>> start PROVIDED INFORMATION
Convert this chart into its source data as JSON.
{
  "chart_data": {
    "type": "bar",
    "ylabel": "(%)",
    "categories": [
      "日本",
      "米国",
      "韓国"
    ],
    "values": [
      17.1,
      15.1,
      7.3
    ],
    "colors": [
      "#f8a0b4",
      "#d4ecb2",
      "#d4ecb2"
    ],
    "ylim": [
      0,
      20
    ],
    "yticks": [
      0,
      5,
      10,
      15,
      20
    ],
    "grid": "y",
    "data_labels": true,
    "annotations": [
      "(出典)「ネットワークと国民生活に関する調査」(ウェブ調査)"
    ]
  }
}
>> end PROVIDED INFORMATION
>> start PROVIDED INFORMATION
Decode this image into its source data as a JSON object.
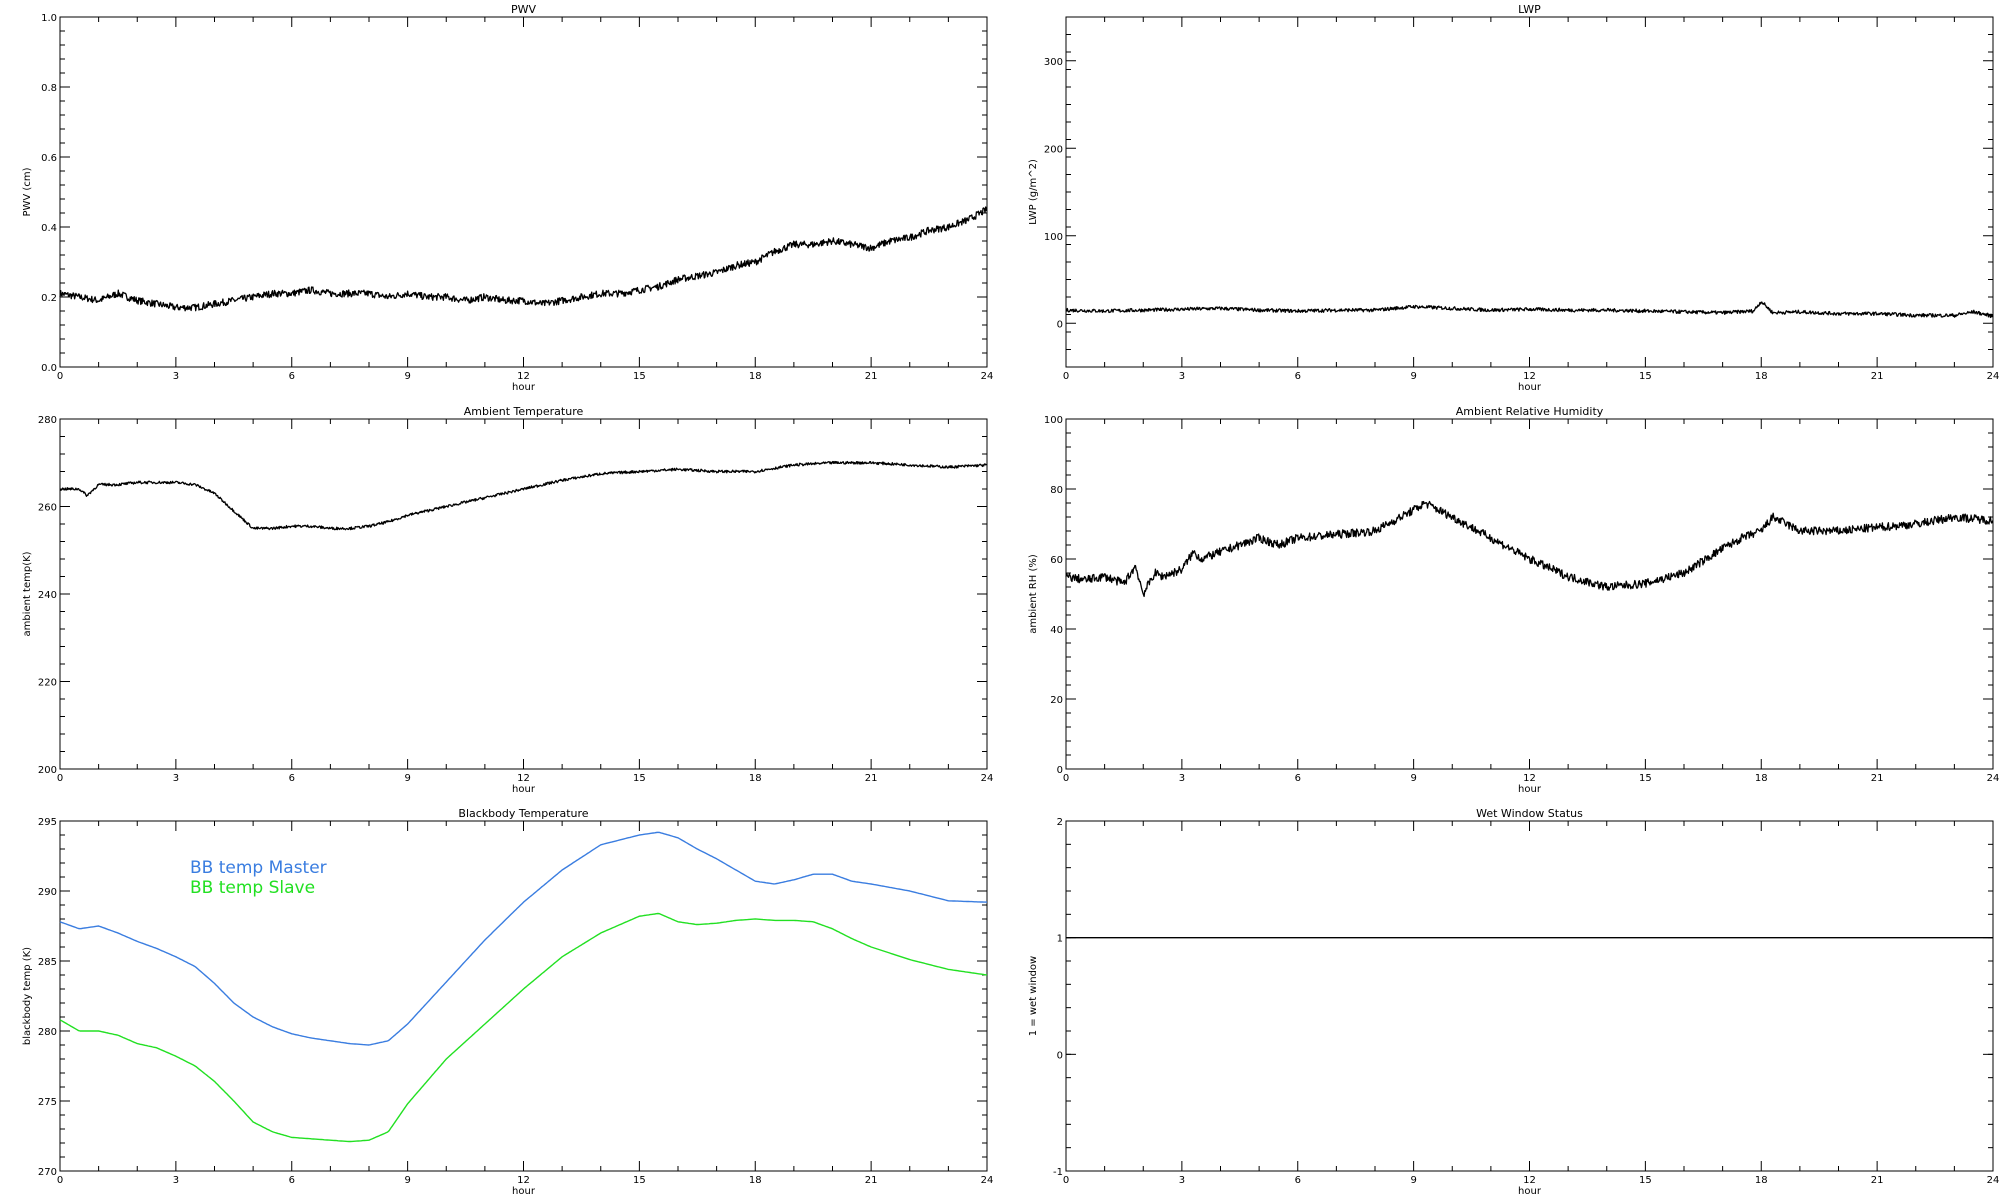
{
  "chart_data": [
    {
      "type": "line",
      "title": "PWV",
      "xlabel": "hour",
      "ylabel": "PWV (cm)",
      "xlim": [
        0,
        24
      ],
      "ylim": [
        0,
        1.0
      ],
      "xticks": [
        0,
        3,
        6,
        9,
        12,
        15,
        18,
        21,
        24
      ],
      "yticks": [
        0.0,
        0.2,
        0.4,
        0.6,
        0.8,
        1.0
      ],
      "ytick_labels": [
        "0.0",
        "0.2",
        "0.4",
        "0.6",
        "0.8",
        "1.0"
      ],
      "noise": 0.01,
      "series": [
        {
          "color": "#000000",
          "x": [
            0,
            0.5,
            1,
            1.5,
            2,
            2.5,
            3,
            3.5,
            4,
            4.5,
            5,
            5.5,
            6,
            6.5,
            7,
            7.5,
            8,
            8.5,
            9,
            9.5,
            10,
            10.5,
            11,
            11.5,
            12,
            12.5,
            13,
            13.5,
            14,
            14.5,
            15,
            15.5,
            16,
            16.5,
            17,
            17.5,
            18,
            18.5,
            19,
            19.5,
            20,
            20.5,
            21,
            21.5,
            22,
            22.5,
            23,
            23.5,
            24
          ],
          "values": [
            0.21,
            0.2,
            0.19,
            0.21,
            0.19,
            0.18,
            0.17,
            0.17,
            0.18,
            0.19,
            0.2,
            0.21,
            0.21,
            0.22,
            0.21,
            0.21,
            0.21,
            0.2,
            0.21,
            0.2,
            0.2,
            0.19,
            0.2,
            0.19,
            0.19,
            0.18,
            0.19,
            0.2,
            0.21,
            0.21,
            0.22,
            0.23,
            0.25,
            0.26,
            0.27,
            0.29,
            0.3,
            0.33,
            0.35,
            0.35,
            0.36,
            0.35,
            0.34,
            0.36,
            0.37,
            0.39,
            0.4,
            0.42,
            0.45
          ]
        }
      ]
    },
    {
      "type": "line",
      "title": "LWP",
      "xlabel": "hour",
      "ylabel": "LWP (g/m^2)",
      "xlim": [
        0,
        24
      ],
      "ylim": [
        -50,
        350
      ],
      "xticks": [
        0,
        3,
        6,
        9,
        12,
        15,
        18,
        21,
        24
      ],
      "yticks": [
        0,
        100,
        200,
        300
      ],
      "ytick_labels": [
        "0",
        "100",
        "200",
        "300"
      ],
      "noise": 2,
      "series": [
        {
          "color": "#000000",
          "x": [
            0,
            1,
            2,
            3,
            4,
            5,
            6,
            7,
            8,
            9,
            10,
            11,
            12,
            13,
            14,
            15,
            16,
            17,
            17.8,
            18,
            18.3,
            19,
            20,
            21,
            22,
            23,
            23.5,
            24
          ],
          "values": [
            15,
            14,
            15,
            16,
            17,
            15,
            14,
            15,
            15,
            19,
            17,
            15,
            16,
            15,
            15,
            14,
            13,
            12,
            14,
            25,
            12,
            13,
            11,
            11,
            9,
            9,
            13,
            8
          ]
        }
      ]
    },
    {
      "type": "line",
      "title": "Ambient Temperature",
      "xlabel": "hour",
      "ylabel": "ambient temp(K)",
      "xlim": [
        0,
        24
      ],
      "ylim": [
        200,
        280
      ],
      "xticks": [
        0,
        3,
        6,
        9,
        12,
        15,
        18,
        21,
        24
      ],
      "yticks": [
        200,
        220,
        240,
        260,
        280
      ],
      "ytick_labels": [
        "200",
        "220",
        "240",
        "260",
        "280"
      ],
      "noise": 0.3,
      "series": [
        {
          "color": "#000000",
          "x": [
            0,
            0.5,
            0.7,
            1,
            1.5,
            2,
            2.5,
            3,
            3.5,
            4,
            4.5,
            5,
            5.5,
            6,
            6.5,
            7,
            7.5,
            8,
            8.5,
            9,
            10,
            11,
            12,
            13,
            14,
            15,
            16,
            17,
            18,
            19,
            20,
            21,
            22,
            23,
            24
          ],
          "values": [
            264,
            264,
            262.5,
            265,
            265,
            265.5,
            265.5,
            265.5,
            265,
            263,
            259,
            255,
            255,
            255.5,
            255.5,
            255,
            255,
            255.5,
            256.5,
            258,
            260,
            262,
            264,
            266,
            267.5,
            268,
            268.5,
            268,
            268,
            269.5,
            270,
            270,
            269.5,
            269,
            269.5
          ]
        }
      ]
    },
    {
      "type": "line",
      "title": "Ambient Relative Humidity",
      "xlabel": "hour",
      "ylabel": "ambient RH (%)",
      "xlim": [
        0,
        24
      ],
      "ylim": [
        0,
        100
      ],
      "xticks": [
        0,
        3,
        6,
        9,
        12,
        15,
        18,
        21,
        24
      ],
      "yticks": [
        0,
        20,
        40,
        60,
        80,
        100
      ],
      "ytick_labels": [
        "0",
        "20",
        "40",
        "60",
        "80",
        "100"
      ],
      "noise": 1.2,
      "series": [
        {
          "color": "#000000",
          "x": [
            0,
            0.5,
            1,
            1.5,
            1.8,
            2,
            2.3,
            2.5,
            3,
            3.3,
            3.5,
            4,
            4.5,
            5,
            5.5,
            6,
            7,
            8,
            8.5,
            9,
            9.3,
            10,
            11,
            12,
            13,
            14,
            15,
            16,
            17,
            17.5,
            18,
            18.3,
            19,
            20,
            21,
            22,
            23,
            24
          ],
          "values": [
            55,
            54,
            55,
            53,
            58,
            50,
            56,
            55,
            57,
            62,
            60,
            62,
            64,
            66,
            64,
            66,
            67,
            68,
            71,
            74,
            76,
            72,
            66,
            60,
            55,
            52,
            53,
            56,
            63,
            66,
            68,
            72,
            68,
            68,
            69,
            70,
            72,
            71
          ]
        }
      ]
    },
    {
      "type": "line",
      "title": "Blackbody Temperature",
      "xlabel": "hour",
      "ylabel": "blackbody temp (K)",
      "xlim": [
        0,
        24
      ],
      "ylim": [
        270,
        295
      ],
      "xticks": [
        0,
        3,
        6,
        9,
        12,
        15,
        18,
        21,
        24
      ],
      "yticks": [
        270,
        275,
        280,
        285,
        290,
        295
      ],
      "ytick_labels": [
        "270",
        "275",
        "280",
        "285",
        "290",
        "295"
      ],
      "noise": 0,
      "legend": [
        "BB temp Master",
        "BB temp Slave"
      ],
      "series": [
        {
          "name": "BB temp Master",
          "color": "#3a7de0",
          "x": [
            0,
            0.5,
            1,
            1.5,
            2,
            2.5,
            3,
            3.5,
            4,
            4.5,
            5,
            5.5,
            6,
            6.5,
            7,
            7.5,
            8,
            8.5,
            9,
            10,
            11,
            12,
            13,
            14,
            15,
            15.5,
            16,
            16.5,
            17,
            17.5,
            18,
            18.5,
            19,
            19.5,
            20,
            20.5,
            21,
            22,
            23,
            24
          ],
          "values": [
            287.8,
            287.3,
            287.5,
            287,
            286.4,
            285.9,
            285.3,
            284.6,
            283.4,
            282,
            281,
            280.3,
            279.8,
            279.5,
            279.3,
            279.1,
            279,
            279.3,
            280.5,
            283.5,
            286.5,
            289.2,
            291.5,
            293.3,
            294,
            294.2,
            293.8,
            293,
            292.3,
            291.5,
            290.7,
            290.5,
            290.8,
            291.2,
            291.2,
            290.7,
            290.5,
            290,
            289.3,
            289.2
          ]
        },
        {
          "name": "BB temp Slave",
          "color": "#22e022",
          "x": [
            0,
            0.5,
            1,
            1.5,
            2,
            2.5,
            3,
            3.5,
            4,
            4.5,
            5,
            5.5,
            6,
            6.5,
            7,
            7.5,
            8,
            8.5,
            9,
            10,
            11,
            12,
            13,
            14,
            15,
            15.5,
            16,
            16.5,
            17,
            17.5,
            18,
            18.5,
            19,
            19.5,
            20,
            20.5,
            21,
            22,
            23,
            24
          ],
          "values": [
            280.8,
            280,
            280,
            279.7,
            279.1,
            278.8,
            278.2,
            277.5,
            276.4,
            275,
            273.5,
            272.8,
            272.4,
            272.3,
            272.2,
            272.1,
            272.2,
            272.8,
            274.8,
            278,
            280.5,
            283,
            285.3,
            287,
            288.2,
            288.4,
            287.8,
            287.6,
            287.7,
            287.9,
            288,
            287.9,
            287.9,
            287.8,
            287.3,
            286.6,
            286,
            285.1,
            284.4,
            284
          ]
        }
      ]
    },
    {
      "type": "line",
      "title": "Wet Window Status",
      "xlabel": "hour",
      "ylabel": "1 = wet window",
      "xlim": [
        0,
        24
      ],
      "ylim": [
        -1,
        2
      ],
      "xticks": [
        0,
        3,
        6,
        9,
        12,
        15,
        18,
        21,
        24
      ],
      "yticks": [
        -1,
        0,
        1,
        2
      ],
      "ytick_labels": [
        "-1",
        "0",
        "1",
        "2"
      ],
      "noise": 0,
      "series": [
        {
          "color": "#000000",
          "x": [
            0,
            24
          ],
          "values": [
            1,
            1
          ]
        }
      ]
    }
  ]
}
>> end PROVIDED INFORMATION
**TASK REQUIREMENTS**
Respond with nothing but the number of lines in the entries that contain the string "Temperature".

**THE COMPLETED TASK**
2